[Dataset rows about figures]
#####

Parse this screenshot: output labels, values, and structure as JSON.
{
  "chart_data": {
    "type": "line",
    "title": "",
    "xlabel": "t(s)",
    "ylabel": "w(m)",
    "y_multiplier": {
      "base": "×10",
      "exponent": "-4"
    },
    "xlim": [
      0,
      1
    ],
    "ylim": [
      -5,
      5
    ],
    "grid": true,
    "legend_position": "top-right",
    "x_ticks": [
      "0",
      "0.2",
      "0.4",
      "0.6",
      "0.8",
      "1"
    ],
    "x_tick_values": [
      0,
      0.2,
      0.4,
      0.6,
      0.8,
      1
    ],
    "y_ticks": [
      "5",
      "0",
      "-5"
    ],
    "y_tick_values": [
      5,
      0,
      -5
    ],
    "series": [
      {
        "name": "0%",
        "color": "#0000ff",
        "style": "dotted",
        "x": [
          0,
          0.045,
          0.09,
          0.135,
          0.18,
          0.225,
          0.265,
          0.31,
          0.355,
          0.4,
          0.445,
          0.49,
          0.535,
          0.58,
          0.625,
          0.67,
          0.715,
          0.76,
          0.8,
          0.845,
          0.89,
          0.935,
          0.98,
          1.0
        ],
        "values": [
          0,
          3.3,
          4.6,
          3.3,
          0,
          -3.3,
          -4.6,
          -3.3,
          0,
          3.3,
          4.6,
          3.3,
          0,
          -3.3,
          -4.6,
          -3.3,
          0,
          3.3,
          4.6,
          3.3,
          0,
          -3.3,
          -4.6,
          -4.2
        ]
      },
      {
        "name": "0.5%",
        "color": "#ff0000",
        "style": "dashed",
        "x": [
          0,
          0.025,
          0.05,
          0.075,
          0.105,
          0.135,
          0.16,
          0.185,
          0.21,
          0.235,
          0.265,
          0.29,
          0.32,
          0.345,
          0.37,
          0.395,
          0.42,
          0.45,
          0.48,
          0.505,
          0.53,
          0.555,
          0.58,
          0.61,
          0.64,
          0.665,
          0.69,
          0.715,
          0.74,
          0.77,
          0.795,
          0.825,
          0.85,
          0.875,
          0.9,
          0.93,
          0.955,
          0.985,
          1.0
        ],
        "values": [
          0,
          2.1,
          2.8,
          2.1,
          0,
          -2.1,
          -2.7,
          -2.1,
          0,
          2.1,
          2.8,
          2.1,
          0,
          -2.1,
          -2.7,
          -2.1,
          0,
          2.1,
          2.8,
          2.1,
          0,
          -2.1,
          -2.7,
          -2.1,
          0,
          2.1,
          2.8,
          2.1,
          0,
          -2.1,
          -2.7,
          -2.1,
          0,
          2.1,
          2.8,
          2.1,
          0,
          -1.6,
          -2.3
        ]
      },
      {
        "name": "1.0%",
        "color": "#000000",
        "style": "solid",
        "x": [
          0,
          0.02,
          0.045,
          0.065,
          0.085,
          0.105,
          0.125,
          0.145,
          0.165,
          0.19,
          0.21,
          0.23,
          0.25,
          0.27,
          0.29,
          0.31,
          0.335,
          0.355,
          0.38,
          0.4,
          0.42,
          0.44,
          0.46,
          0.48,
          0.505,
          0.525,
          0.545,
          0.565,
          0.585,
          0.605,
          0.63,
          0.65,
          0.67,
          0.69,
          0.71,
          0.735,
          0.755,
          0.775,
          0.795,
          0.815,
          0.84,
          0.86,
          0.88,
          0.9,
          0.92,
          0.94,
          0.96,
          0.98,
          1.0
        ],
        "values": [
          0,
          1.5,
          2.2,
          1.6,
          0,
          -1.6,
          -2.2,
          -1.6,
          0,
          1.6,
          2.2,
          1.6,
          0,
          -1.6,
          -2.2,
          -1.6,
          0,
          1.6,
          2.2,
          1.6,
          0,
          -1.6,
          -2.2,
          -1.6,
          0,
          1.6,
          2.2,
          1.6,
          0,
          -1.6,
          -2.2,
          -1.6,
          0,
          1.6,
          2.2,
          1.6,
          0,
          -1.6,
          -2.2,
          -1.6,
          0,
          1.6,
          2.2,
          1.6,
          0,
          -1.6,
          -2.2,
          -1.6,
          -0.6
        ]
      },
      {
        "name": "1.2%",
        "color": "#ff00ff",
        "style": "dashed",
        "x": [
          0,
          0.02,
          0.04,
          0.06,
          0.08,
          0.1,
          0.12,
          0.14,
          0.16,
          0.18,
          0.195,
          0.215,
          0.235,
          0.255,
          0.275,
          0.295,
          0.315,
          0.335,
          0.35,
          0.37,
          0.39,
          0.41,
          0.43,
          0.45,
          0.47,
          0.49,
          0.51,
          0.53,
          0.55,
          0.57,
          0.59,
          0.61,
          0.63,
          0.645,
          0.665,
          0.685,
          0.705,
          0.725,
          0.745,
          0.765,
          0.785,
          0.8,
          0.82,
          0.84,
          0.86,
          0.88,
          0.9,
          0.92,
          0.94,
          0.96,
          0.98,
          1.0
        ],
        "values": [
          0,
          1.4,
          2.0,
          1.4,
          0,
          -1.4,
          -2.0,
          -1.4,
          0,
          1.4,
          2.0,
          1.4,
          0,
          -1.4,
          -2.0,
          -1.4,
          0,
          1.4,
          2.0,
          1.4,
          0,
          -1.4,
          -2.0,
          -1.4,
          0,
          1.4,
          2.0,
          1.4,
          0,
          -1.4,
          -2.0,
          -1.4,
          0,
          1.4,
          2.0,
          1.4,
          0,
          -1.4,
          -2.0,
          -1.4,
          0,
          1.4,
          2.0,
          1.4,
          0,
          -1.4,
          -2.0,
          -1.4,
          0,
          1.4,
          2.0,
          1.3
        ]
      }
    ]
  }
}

#####

▸ Exercise task:
In the records above, find each line that holds the word "style"; copy all such lines.

▸ Solution below:
        "style": "dotted",
        "style": "dashed",
        "style": "solid",
        "style": "dashed",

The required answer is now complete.